[Given problem]: Work through the material below line by line and say how many lines include the word "type". Only the number, please.

[Recorded information]:

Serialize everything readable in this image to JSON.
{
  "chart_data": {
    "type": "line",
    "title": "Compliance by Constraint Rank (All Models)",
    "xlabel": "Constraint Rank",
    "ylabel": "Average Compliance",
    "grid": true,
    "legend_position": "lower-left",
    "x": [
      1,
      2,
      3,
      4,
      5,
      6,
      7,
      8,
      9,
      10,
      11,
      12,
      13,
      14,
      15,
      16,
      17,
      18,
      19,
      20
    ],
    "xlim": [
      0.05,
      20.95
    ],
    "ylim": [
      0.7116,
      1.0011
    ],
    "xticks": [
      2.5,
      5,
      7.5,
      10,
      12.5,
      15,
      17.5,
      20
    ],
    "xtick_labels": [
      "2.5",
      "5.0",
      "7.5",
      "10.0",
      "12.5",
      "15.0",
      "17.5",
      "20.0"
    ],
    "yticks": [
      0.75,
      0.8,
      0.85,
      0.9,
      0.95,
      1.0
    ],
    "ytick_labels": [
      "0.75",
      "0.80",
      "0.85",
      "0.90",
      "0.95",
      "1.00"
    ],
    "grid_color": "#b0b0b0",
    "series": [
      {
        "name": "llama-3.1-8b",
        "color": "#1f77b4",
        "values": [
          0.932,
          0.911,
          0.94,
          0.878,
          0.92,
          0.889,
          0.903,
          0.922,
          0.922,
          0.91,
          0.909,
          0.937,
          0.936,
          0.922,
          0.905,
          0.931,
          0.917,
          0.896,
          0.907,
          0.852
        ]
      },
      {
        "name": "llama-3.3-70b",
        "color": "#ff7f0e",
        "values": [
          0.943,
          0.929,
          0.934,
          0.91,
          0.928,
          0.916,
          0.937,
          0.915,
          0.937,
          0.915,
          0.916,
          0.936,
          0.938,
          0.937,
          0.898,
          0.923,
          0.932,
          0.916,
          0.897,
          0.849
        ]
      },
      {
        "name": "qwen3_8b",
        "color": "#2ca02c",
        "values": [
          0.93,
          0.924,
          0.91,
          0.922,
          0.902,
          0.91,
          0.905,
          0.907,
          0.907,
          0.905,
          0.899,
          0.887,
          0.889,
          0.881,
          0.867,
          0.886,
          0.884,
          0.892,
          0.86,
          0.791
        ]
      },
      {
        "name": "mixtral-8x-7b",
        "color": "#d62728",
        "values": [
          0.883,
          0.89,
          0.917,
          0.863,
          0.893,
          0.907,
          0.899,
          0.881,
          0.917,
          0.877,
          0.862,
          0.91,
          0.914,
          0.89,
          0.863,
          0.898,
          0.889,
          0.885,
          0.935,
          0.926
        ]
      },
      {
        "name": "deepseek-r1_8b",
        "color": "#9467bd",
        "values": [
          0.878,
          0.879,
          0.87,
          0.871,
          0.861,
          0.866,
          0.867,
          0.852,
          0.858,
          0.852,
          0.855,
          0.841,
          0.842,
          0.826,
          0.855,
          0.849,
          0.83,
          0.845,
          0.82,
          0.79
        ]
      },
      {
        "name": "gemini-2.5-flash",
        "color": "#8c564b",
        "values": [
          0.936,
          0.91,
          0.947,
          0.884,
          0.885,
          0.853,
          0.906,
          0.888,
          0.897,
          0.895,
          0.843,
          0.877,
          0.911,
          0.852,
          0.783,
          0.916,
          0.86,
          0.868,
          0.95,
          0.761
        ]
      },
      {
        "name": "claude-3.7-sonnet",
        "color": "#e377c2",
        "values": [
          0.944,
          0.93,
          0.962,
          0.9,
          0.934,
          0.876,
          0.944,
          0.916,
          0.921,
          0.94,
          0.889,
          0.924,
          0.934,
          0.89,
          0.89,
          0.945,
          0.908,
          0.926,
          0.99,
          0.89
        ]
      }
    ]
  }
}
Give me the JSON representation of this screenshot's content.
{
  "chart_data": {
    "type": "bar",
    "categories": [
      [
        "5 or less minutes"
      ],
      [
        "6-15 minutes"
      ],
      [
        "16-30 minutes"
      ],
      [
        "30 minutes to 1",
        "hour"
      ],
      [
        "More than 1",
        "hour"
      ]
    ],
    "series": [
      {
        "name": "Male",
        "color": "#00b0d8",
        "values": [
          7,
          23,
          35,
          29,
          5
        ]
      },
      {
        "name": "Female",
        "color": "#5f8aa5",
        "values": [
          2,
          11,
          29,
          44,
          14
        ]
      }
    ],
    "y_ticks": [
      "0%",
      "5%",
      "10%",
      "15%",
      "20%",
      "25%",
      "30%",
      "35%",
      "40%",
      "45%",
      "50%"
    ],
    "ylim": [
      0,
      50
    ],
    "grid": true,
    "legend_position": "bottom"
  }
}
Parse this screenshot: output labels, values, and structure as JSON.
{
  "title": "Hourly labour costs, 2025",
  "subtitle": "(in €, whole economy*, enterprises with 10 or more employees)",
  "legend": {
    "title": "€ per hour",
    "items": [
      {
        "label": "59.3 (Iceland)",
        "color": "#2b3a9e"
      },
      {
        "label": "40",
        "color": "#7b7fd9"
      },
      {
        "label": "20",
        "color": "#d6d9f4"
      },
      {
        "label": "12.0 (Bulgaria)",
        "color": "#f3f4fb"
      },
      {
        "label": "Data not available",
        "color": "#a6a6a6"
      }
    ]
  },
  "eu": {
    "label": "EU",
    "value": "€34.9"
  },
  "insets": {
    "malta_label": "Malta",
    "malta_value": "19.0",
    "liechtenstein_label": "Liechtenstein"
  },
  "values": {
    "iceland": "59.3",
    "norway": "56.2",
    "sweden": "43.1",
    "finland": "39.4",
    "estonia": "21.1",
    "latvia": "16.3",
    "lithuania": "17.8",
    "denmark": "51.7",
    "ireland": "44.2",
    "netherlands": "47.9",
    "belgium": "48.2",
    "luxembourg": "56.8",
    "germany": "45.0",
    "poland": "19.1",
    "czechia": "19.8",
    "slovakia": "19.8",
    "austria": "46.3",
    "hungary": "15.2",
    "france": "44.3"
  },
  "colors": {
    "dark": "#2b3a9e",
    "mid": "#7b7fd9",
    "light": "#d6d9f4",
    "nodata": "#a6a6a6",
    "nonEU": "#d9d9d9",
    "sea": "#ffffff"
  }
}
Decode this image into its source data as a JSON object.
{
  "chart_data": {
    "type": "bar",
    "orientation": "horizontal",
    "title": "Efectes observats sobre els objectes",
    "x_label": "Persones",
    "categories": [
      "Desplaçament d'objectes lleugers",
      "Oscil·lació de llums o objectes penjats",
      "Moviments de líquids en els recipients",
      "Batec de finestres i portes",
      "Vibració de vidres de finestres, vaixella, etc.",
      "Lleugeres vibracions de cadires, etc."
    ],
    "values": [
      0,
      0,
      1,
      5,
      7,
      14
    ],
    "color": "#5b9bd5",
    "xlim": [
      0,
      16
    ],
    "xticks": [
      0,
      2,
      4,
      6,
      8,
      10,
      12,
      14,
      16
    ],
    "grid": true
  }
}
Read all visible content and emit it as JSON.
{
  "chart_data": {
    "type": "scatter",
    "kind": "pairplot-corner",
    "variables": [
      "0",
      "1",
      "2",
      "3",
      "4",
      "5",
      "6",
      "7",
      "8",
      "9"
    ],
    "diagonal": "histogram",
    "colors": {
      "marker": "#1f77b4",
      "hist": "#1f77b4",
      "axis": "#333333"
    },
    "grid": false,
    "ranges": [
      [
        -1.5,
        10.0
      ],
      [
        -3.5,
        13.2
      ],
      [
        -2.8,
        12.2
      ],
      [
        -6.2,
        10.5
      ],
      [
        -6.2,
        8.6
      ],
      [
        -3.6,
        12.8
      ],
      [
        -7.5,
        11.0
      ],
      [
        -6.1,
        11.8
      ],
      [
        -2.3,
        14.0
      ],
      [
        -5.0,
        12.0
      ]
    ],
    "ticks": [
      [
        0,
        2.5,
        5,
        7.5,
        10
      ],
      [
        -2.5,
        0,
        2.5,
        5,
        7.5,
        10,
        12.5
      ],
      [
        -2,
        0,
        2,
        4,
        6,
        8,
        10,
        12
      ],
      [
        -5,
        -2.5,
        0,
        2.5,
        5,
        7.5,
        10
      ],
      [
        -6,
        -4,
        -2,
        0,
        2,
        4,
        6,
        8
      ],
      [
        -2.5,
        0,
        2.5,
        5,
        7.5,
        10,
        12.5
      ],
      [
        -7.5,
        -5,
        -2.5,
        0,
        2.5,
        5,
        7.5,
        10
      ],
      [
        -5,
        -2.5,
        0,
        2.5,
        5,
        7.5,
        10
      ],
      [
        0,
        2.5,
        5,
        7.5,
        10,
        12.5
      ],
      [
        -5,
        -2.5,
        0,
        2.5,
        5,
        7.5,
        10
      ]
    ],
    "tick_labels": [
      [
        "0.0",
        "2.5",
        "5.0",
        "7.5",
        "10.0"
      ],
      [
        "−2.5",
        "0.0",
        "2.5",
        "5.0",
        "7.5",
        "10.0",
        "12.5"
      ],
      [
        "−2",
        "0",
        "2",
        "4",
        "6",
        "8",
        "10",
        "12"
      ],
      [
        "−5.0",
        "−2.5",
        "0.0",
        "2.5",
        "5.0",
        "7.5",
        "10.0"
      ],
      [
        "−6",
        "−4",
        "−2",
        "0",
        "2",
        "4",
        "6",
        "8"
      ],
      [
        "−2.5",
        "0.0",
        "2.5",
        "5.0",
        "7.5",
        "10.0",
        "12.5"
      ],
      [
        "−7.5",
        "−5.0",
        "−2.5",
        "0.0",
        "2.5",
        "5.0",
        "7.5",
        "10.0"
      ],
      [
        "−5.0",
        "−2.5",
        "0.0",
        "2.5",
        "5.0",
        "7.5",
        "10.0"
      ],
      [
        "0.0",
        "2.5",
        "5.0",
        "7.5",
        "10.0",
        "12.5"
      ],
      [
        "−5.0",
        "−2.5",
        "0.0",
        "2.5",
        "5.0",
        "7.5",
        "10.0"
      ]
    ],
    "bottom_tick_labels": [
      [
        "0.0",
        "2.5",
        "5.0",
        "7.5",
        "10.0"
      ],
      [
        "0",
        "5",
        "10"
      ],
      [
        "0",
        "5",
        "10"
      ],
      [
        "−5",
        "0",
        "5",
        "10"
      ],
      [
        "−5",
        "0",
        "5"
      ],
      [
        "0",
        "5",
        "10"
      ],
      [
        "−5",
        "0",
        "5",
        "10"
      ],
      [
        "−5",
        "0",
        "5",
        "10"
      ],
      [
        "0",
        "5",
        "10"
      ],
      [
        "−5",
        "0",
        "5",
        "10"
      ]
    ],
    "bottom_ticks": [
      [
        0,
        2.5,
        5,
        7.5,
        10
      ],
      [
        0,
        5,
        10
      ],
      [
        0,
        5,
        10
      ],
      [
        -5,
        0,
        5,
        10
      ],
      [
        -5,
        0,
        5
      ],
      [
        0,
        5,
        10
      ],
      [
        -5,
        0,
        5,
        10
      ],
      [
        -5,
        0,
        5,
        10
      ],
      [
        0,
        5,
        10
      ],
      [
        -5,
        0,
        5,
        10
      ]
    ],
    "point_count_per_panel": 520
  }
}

[Task answer]: 4